#### Job
Where a line below holds the string "chevron", copy that line.

#### Given entries
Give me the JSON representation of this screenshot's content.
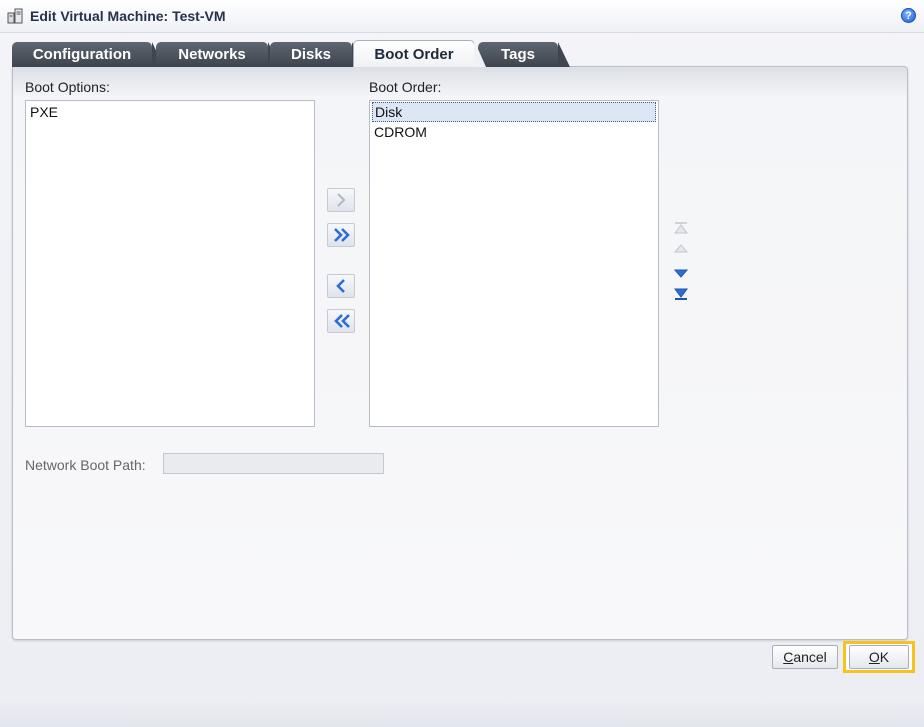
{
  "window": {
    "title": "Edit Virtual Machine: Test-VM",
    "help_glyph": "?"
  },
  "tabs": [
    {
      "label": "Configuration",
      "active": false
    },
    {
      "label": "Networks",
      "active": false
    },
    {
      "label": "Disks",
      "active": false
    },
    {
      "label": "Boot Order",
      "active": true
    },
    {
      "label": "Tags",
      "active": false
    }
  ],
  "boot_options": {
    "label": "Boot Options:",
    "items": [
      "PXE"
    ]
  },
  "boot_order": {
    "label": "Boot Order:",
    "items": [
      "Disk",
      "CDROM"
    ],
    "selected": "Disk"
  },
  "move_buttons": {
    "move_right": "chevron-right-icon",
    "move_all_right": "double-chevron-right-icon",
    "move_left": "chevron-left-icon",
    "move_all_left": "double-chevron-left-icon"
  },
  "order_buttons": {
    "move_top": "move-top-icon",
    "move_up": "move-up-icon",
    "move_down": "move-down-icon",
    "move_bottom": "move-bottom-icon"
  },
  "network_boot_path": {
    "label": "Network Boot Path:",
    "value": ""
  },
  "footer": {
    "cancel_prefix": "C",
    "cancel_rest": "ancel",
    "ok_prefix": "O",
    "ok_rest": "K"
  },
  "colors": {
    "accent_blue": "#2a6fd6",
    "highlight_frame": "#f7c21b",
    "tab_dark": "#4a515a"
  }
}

#### Correct output
    "move_right": "chevron-right-icon",
    "move_all_right": "double-chevron-right-icon",
    "move_left": "chevron-left-icon",
    "move_all_left": "double-chevron-left-icon"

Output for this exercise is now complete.